> _Requirement_
Write out the records below word for word, and leave the pictures out of your copy.

> _Records to process_
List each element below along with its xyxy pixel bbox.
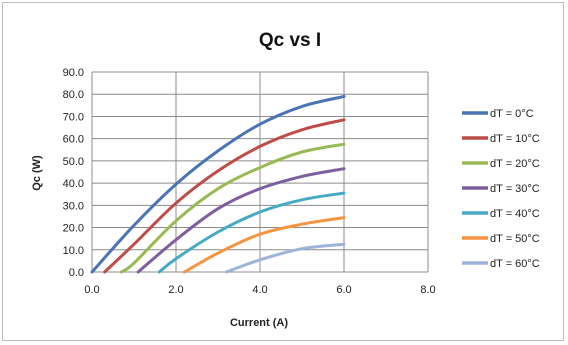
legend-label-2: dT = 20°C [490, 158, 540, 170]
x-axis-title: Current (A) [230, 317, 288, 329]
y-axis-title: Qc (W) [31, 155, 43, 191]
x-tick-label: 4.0 [252, 284, 267, 296]
series-layer [90, 94, 346, 274]
series-line-1 [103, 118, 346, 274]
x-tick-labels: 0.0 2.0 4.0 6.0 8.0 [84, 284, 435, 296]
y-tick-label: 60.0 [63, 134, 84, 146]
series-line-3 [136, 167, 346, 274]
legend-label-1: dT = 10°C [490, 133, 540, 145]
chart-frame [2, 2, 564, 341]
legend-label-3: dT = 30°C [490, 183, 540, 195]
x-tick-label: 8.0 [420, 284, 435, 296]
x-tick-label: 0.0 [84, 284, 99, 296]
legend-label-4: dT = 40°C [490, 208, 540, 220]
grid-layer [91, 71, 429, 273]
legend: dT = 0°C dT = 10°C dT = 20°C dT = 30°C dT = … [462, 108, 540, 270]
y-tick-label: 0.0 [69, 267, 84, 279]
y-tick-labels: 0.0 10.0 20.0 30.0 40.0 50.0 60.0 70.0 80.0 90.0 [63, 67, 84, 279]
x-tick-label: 2.0 [168, 284, 183, 296]
series-line-0 [90, 94, 346, 274]
y-tick-label: 70.0 [63, 111, 84, 123]
y-tick-label: 90.0 [63, 67, 84, 79]
legend-label-5: dT = 50°C [490, 233, 540, 245]
series-line-6 [224, 242, 346, 274]
series-line-5 [182, 216, 346, 274]
series-line-2 [119, 142, 346, 274]
y-tick-label: 80.0 [63, 89, 84, 101]
x-tick-label: 6.0 [336, 284, 351, 296]
y-tick-label: 50.0 [63, 156, 84, 168]
series-line-4 [157, 191, 346, 274]
legend-label-6: dT = 60°C [490, 258, 540, 270]
y-tick-label: 30.0 [63, 200, 84, 212]
chart-title: Qc vs I [259, 30, 321, 51]
y-tick-label: 20.0 [63, 223, 84, 235]
y-tick-label: 10.0 [63, 245, 84, 257]
y-tick-label: 40.0 [63, 178, 84, 190]
legend-label-0: dT = 0°C [490, 108, 534, 120]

> _The answer_
List each element below along with its xyxy pixel bbox.
legend-label-2: dT = 20°C [490, 158, 540, 170]
x-axis-title: Current (A) [230, 317, 288, 329]
y-axis-title: Qc (W) [31, 155, 43, 191]
x-tick-label: 4.0 [252, 284, 267, 296]
series-layer [90, 94, 346, 274]
series-line-1 [103, 118, 346, 274]
x-tick-labels: 0.0 2.0 4.0 6.0 8.0 [84, 284, 435, 296]
y-tick-label: 60.0 [63, 134, 84, 146]
series-line-3 [136, 167, 346, 274]
legend-label-1: dT = 10°C [490, 133, 540, 145]
chart-frame [2, 2, 564, 341]
legend-label-3: dT = 30°C [490, 183, 540, 195]
x-tick-label: 8.0 [420, 284, 435, 296]
x-tick-label: 0.0 [84, 284, 99, 296]
legend-label-4: dT = 40°C [490, 208, 540, 220]
grid-layer [91, 71, 429, 273]
legend: dT = 0°C dT = 10°C dT = 20°C dT = 30°C dT = … [462, 108, 540, 270]
y-tick-label: 0.0 [69, 267, 84, 279]
y-tick-labels: 0.0 10.0 20.0 30.0 40.0 50.0 60.0 70.0 80.0 90.0 [63, 67, 84, 279]
x-tick-label: 2.0 [168, 284, 183, 296]
series-line-0 [90, 94, 346, 274]
y-tick-label: 70.0 [63, 111, 84, 123]
y-tick-label: 90.0 [63, 67, 84, 79]
legend-label-5: dT = 50°C [490, 233, 540, 245]
series-line-6 [224, 242, 346, 274]
series-line-5 [182, 216, 346, 274]
series-line-2 [119, 142, 346, 274]
y-tick-label: 80.0 [63, 89, 84, 101]
x-tick-label: 6.0 [336, 284, 351, 296]
y-tick-label: 50.0 [63, 156, 84, 168]
series-line-4 [157, 191, 346, 274]
legend-label-6: dT = 60°C [490, 258, 540, 270]
y-tick-label: 30.0 [63, 200, 84, 212]
chart-title: Qc vs I [259, 30, 321, 51]
y-tick-label: 20.0 [63, 223, 84, 235]
y-tick-label: 10.0 [63, 245, 84, 257]
y-tick-label: 40.0 [63, 178, 84, 190]
legend-label-0: dT = 0°C [490, 108, 534, 120]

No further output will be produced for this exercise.